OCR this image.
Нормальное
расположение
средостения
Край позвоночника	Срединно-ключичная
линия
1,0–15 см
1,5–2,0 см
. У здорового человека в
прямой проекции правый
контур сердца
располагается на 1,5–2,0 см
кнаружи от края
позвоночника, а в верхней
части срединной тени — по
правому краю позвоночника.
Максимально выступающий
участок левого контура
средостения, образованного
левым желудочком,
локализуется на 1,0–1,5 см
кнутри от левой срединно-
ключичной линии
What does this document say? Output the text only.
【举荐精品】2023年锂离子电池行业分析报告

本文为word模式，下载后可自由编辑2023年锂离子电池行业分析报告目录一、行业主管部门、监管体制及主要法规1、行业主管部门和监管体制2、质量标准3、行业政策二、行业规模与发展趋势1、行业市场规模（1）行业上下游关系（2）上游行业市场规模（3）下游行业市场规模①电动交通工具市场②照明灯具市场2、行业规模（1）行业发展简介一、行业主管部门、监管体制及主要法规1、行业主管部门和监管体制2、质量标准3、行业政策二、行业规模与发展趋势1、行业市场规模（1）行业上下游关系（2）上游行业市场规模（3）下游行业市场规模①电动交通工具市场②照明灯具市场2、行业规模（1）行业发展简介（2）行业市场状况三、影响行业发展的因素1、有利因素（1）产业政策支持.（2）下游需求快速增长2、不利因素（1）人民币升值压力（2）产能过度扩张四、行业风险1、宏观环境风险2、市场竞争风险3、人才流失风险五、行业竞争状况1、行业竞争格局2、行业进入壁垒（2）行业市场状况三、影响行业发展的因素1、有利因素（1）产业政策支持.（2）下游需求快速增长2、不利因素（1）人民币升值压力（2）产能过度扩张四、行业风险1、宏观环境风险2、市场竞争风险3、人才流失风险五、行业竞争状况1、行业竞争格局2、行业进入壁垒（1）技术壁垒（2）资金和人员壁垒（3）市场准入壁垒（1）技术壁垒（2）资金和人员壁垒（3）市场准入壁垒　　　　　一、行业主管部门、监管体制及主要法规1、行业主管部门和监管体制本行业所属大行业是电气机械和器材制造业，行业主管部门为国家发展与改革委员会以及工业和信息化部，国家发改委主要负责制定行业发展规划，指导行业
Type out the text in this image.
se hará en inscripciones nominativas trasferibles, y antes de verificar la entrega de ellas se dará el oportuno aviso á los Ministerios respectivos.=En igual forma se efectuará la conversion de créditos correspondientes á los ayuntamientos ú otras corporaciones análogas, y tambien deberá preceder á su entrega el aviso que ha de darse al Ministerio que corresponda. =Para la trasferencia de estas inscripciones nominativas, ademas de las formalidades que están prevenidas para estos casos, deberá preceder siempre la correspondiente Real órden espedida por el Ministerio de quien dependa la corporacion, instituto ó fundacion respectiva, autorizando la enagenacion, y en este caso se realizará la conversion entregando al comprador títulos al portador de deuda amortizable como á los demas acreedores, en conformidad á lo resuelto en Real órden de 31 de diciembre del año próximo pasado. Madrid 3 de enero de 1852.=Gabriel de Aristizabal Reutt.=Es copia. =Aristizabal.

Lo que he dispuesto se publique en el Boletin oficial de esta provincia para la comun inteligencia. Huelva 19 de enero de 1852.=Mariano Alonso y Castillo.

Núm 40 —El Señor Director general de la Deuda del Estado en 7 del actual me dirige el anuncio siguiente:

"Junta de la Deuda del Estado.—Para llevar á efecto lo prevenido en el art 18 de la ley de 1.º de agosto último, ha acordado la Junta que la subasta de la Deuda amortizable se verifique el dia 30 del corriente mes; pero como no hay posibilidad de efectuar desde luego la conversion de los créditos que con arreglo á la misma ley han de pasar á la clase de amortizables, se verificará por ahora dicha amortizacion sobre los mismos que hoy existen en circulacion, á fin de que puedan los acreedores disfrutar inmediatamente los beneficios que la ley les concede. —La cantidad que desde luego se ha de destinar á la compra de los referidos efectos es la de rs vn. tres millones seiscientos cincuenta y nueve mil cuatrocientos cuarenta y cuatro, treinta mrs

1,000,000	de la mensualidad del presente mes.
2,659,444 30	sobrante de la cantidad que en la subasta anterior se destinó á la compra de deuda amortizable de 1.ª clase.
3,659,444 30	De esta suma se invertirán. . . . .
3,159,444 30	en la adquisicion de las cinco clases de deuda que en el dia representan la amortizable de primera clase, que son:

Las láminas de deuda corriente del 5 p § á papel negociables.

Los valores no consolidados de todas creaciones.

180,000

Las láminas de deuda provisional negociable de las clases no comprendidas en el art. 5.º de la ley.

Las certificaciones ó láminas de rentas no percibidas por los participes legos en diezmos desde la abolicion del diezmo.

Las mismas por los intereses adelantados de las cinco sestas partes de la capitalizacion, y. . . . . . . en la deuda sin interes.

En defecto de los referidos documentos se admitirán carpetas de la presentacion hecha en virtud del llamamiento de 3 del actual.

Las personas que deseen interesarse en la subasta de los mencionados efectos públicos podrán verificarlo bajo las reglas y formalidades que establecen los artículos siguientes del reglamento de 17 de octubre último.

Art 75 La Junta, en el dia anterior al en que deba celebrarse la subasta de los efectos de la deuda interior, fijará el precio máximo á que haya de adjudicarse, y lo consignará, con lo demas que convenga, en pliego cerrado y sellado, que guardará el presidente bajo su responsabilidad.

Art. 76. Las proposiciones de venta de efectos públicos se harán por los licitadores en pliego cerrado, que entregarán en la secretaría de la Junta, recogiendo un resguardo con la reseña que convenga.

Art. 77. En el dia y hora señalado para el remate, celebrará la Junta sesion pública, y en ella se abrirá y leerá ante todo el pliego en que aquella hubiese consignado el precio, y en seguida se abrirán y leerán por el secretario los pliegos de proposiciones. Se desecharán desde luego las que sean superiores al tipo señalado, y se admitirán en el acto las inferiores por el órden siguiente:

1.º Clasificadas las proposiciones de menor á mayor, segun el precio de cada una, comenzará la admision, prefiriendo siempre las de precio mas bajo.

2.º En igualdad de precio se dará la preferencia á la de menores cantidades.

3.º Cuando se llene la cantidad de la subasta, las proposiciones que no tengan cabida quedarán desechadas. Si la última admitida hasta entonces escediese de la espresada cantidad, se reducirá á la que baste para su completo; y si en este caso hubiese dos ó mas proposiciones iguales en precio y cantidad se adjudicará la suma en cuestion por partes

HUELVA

** YOUR OBJECTIVE **
Pick out every line of the listing containing the word "this", and show those lines.

** ANSWER TO THE EXERCISE **
OCR this image.
What does this document say? Output the text only.
Type out the text in this image.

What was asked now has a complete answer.